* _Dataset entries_

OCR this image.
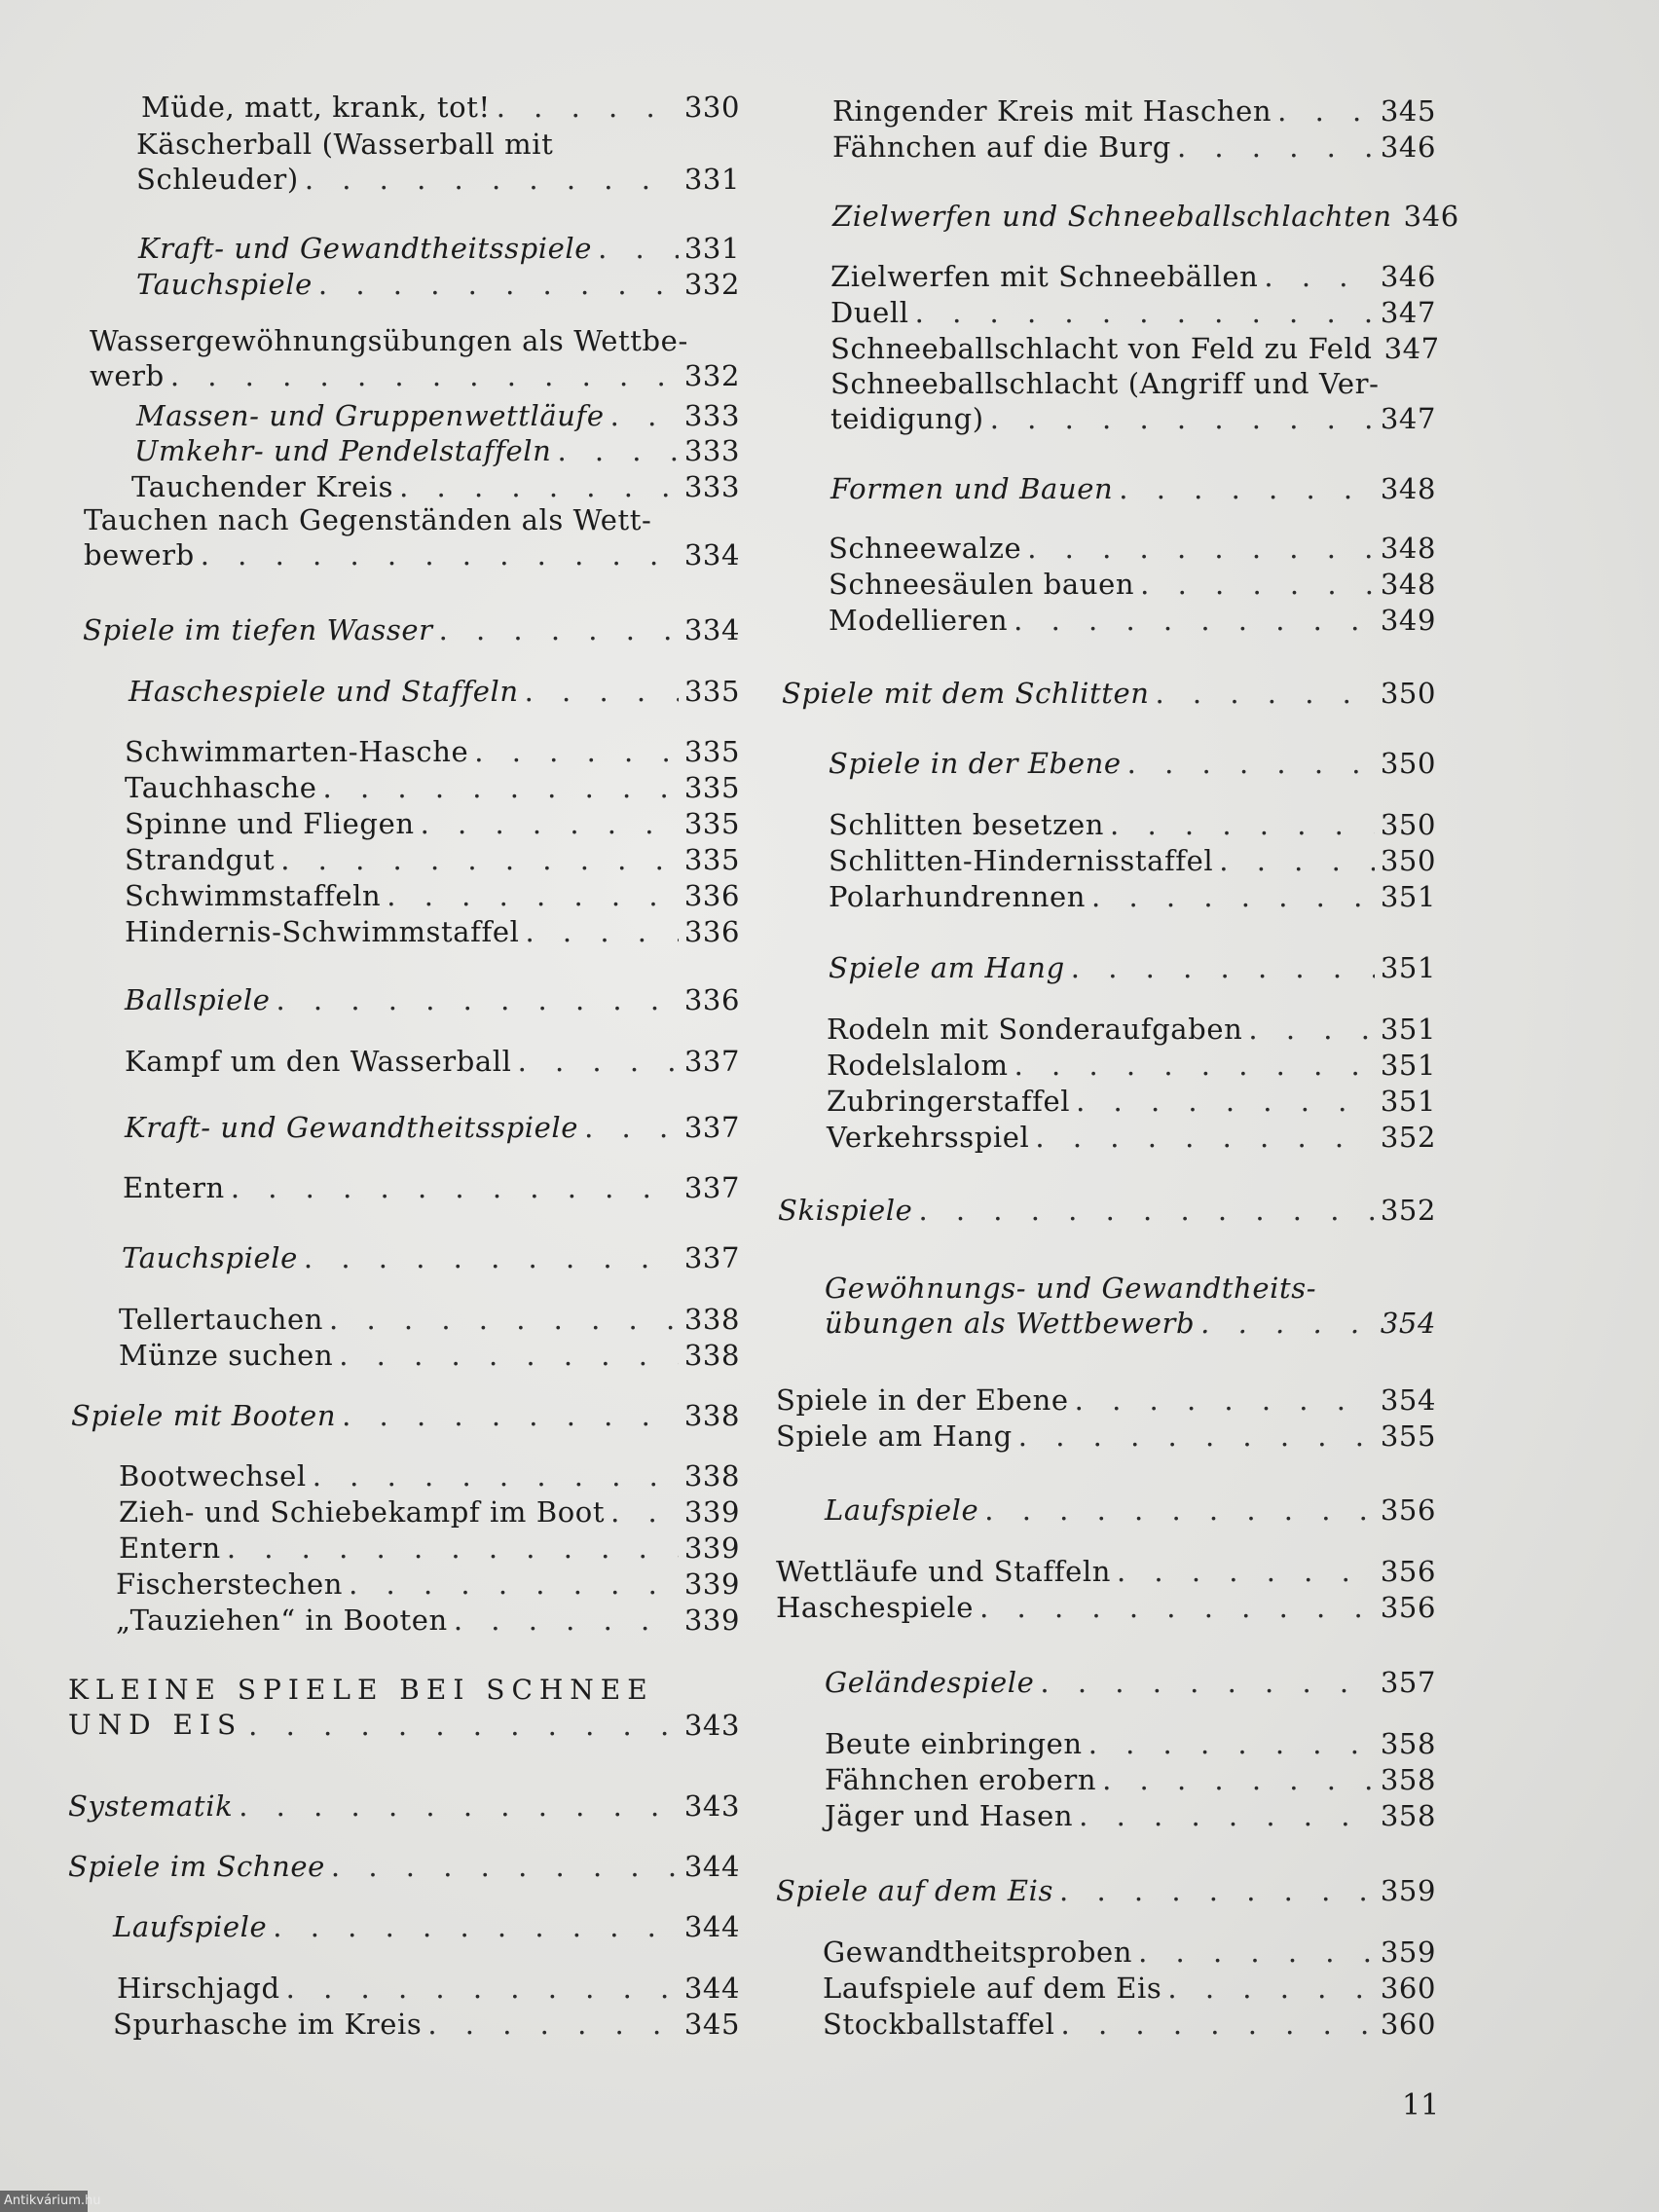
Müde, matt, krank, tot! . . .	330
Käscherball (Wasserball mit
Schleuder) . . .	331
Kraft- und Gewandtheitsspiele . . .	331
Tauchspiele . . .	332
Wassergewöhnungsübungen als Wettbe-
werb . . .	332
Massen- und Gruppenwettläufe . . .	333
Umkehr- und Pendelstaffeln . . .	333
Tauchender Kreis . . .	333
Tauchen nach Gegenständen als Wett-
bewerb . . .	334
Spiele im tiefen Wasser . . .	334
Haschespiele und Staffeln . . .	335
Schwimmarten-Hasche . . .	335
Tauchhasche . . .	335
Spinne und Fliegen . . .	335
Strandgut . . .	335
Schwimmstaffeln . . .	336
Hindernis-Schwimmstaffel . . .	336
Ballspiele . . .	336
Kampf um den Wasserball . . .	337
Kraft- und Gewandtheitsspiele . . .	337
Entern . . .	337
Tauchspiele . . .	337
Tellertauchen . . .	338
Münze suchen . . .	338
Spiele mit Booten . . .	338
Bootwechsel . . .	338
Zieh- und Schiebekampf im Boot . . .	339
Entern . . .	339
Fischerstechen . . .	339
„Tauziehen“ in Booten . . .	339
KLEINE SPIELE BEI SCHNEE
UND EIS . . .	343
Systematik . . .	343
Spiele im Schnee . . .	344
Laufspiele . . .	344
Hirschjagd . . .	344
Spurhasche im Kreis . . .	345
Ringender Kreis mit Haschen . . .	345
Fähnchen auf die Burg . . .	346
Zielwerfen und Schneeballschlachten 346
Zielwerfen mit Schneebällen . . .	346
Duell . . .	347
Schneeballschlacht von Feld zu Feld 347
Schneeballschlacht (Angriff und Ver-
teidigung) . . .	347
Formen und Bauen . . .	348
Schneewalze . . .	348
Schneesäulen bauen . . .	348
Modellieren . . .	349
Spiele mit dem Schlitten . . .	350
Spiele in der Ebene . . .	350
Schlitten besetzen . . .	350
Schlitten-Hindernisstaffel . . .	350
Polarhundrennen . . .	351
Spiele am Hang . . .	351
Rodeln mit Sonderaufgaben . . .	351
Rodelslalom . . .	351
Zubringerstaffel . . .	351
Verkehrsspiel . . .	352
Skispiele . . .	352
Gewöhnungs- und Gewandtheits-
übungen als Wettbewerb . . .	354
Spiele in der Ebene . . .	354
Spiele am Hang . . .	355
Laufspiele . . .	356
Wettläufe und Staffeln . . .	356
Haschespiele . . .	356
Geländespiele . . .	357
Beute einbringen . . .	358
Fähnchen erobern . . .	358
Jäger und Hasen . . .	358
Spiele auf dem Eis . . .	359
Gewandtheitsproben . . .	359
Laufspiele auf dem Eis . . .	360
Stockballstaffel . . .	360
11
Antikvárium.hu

...

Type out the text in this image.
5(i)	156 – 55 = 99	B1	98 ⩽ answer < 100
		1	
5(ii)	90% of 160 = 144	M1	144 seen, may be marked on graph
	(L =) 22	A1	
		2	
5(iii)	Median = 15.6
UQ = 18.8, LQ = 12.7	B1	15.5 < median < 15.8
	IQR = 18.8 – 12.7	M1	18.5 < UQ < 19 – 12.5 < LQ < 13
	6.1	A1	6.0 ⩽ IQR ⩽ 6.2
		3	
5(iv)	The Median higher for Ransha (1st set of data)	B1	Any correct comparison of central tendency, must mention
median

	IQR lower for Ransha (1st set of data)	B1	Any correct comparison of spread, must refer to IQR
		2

* _Your task_
Pull out every line of the records that includes the string "image".

* _Output for this task_
OCR this image.
Type out the text in this image.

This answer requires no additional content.